# start of EXTRACTED RECORDS

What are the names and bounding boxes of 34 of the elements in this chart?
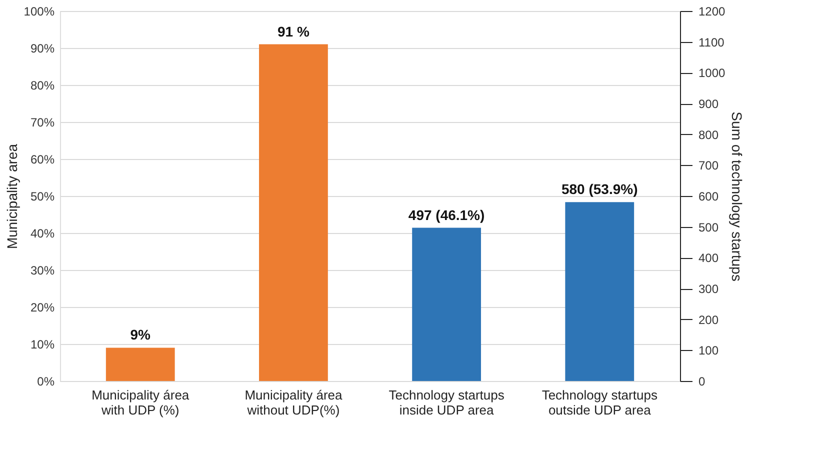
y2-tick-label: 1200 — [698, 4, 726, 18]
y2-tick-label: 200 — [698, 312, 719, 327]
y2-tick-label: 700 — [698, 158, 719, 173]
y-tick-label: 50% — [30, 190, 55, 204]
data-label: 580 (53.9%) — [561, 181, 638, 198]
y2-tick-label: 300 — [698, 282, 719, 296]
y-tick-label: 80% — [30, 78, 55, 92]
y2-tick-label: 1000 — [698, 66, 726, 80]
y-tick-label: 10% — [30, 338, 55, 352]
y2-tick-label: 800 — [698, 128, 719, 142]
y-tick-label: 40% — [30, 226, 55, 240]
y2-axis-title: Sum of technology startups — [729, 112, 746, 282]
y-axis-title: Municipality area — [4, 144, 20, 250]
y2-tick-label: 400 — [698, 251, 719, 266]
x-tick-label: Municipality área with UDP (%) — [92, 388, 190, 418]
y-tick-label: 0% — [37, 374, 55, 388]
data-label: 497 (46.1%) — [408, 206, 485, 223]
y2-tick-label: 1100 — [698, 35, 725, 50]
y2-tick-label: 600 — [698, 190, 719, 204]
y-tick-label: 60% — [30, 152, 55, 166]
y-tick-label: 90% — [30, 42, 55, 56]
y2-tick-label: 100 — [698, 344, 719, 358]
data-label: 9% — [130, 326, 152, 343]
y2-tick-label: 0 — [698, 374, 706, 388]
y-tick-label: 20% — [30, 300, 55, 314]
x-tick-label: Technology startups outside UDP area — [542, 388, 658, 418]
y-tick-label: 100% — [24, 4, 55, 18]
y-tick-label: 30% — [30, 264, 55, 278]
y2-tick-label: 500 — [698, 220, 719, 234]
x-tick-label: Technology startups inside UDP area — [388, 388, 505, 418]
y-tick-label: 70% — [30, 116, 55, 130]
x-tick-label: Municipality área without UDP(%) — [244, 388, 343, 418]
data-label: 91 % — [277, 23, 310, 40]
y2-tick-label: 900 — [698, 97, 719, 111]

# end of EXTRACTED RECORDS
# start of EXTRACTED RECORDS

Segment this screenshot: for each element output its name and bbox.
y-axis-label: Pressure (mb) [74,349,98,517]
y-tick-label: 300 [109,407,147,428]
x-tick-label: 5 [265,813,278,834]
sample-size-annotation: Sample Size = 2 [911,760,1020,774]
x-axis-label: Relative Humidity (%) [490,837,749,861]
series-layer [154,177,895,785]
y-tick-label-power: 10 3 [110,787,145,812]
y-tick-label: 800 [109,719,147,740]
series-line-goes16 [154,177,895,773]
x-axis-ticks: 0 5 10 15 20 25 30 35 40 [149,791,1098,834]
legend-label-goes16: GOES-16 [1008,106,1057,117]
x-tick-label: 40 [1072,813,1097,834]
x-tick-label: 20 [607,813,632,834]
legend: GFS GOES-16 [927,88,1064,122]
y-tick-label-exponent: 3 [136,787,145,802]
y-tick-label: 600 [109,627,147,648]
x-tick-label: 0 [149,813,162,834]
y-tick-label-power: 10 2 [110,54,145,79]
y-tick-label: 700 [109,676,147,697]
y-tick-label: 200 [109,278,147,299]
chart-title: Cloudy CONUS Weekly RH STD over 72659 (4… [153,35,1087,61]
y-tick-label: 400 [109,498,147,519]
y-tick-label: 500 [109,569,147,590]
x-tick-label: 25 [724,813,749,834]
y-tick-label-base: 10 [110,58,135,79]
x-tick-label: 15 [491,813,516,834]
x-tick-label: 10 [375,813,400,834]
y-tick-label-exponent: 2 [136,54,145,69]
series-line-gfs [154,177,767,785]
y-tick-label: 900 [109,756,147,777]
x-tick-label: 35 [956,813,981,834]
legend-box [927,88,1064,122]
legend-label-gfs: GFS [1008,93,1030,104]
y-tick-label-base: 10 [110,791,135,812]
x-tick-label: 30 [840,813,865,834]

# end of EXTRACTED RECORDS

Rewrite the records starting at the line containing "y2-tick-label: 1200 — [698, 4, 726, 18]" and ending at the line containing "y2-tick-label: 0 — [698, 374, 706, 388]", switching each "data-label" to "value-label" and leaving everything else unchanged.

y2-tick-label: 1200 — [698, 4, 726, 18]
y2-tick-label: 200 — [698, 312, 719, 327]
y2-tick-label: 700 — [698, 158, 719, 173]
y-tick-label: 50% — [30, 190, 55, 204]
value-label: 580 (53.9%) — [561, 181, 638, 198]
y2-tick-label: 300 — [698, 282, 719, 296]
y-tick-label: 80% — [30, 78, 55, 92]
y2-tick-label: 1000 — [698, 66, 726, 80]
y-tick-label: 10% — [30, 338, 55, 352]
y2-tick-label: 800 — [698, 128, 719, 142]
y-tick-label: 40% — [30, 226, 55, 240]
y2-axis-title: Sum of technology startups — [729, 112, 746, 282]
y-axis-title: Municipality area — [4, 144, 20, 250]
y2-tick-label: 400 — [698, 251, 719, 266]
x-tick-label: Municipality área with UDP (%) — [92, 388, 190, 418]
y-tick-label: 0% — [37, 374, 55, 388]
value-label: 497 (46.1%) — [408, 206, 485, 223]
y2-tick-label: 1100 — [698, 35, 725, 50]
y2-tick-label: 600 — [698, 190, 719, 204]
y-tick-label: 60% — [30, 152, 55, 166]
y-tick-label: 90% — [30, 42, 55, 56]
y2-tick-label: 100 — [698, 344, 719, 358]
value-label: 9% — [130, 326, 152, 343]
y2-tick-label: 0 — [698, 374, 706, 388]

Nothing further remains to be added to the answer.